(Raw records)

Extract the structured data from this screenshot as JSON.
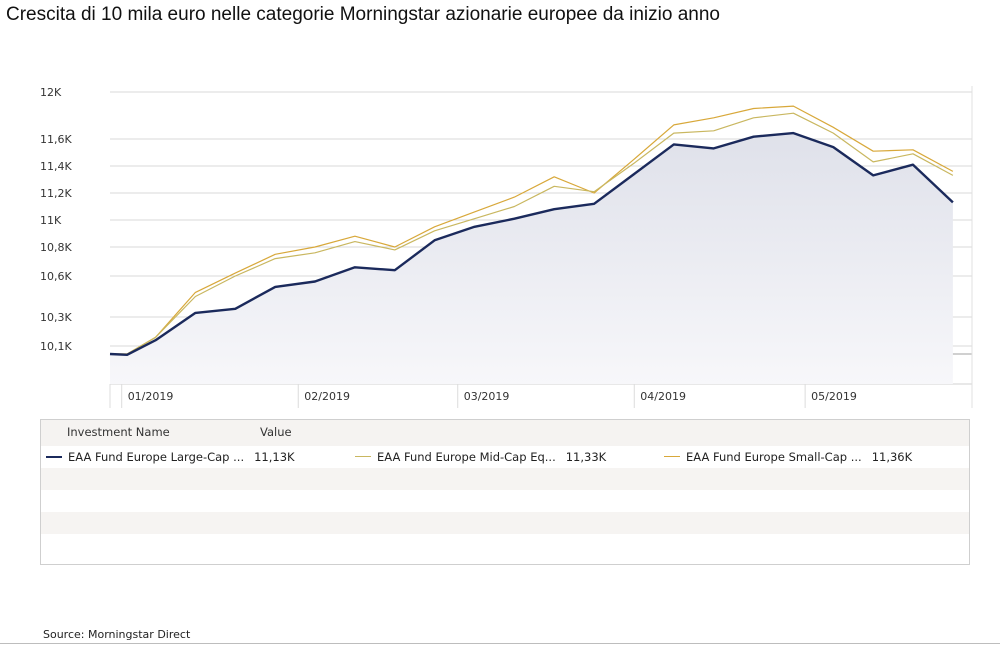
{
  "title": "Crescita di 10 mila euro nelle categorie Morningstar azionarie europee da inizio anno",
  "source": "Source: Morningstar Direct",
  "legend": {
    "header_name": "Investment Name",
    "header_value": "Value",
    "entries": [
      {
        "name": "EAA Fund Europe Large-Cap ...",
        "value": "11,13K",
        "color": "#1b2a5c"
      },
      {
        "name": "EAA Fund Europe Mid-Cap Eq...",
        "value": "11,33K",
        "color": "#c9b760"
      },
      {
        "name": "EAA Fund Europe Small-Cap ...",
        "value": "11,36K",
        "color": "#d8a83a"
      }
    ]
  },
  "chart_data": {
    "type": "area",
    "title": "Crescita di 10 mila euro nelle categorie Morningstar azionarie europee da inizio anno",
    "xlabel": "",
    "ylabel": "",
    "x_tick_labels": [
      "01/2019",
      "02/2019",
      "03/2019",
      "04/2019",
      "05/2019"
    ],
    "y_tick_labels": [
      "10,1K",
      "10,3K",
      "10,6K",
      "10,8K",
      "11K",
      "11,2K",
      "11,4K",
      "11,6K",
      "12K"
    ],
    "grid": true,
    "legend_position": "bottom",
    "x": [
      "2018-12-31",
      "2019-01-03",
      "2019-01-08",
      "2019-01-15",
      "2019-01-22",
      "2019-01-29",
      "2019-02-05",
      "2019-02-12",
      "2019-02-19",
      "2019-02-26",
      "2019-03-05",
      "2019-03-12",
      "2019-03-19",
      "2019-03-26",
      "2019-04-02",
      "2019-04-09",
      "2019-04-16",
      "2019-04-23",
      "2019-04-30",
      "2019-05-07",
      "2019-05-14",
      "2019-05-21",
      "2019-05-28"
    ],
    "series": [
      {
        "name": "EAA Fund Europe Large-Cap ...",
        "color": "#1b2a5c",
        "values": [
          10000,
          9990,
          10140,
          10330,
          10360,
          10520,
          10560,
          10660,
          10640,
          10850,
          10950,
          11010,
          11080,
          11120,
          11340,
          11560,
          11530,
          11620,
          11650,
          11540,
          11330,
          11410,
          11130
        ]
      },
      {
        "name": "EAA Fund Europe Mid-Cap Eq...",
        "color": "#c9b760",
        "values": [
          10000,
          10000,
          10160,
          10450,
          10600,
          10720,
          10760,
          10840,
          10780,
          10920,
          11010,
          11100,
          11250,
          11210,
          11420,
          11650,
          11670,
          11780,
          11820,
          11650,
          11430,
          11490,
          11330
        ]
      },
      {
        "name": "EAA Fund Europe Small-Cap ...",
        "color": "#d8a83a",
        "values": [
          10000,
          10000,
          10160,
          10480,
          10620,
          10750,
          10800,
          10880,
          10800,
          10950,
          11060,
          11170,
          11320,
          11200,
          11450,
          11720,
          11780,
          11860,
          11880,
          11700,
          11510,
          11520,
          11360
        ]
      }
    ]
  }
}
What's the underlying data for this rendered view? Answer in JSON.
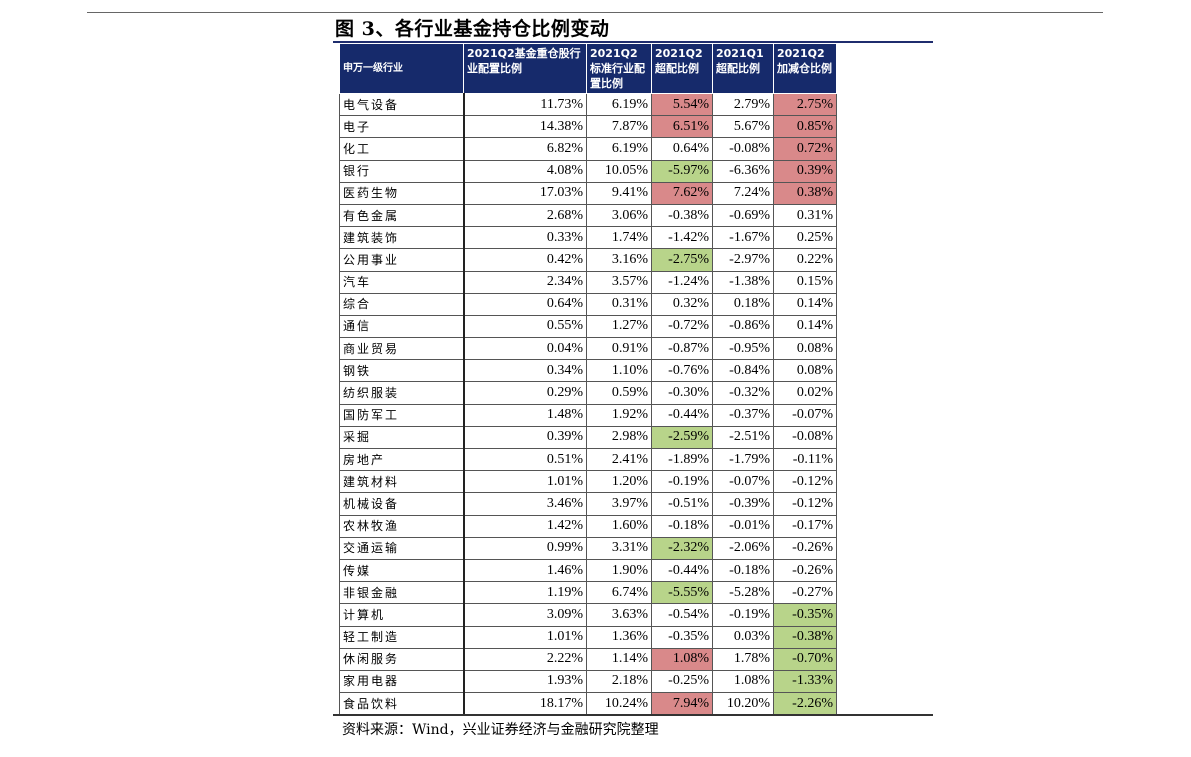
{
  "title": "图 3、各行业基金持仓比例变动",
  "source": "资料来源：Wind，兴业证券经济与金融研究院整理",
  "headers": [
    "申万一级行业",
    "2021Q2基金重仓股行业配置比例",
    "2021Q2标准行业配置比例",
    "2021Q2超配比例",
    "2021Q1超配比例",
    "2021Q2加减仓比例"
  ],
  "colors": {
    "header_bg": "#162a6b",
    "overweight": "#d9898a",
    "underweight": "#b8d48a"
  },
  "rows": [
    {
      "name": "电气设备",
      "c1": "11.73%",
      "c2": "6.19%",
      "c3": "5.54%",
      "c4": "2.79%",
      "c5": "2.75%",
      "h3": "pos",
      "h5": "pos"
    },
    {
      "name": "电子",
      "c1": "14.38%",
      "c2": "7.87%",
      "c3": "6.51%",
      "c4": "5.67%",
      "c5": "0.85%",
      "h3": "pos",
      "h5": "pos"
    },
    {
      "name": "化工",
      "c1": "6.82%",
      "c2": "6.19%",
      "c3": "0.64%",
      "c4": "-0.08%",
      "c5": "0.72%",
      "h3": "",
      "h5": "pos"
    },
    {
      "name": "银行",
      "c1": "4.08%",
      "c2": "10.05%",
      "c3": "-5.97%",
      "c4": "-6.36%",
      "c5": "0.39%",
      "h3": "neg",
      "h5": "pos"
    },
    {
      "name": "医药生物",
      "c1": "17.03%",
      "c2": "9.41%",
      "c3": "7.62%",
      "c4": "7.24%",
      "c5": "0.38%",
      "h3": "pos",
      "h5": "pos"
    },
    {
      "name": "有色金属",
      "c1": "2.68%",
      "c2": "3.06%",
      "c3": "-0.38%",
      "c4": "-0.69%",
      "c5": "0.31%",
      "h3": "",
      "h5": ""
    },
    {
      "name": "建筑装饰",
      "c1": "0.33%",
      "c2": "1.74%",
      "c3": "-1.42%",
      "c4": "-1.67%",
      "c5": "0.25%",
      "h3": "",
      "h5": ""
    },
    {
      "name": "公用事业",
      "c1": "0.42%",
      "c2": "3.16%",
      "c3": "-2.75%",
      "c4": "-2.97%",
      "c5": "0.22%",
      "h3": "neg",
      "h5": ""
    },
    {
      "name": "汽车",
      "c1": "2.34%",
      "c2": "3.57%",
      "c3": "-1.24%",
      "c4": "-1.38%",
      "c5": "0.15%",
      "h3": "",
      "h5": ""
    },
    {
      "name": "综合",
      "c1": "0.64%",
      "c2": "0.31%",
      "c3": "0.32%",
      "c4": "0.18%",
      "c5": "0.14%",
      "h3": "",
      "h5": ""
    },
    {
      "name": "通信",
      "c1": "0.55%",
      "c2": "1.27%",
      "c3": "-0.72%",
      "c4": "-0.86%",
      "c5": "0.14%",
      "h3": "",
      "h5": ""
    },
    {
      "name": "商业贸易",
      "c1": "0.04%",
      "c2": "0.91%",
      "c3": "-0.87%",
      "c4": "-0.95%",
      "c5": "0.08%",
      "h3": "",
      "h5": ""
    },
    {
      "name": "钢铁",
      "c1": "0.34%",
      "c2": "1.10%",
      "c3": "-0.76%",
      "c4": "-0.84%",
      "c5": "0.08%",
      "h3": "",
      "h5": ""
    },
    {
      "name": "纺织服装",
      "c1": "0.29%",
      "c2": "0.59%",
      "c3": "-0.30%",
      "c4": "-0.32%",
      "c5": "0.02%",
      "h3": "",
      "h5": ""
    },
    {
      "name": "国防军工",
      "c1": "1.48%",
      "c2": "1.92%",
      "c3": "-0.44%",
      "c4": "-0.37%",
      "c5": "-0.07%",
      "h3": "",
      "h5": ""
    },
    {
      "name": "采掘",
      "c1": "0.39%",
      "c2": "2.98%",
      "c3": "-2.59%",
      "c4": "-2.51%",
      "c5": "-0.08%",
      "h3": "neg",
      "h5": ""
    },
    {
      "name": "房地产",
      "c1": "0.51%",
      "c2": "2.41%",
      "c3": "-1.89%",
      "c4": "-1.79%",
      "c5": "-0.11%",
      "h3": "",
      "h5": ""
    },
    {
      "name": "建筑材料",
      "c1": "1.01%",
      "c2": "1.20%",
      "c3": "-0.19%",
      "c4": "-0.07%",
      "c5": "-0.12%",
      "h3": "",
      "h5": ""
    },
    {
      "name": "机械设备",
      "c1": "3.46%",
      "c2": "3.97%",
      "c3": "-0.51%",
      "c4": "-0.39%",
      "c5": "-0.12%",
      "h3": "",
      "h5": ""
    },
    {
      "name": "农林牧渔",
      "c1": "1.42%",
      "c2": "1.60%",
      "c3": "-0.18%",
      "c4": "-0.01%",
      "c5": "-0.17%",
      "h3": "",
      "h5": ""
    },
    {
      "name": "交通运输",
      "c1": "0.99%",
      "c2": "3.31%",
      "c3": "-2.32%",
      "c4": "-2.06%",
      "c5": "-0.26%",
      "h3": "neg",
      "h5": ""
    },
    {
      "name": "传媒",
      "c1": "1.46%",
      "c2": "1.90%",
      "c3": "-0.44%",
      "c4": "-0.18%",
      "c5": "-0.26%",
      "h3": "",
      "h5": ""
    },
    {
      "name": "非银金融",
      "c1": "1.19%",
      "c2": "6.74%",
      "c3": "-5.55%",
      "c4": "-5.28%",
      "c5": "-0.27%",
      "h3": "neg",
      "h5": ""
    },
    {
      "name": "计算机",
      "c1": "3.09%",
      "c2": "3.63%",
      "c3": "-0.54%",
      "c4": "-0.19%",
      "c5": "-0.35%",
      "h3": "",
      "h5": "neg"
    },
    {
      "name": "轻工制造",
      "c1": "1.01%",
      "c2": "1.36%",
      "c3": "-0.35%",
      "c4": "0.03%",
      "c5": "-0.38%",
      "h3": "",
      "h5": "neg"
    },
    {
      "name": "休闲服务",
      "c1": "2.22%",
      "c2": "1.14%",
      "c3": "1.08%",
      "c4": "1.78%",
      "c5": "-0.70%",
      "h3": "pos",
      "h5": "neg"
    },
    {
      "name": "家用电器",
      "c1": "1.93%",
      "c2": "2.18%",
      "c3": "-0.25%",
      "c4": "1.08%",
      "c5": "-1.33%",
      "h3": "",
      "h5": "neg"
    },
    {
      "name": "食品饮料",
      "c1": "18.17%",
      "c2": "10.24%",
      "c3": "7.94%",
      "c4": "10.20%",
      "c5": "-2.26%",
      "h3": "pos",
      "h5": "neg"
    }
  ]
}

Written request:
Identify the lines in the entries above that contain "JSON", then copy them out.

Written answer:
Extract the structured data from this screenshot as JSON.
What's the underlying data for this rendered view? Answer in JSON.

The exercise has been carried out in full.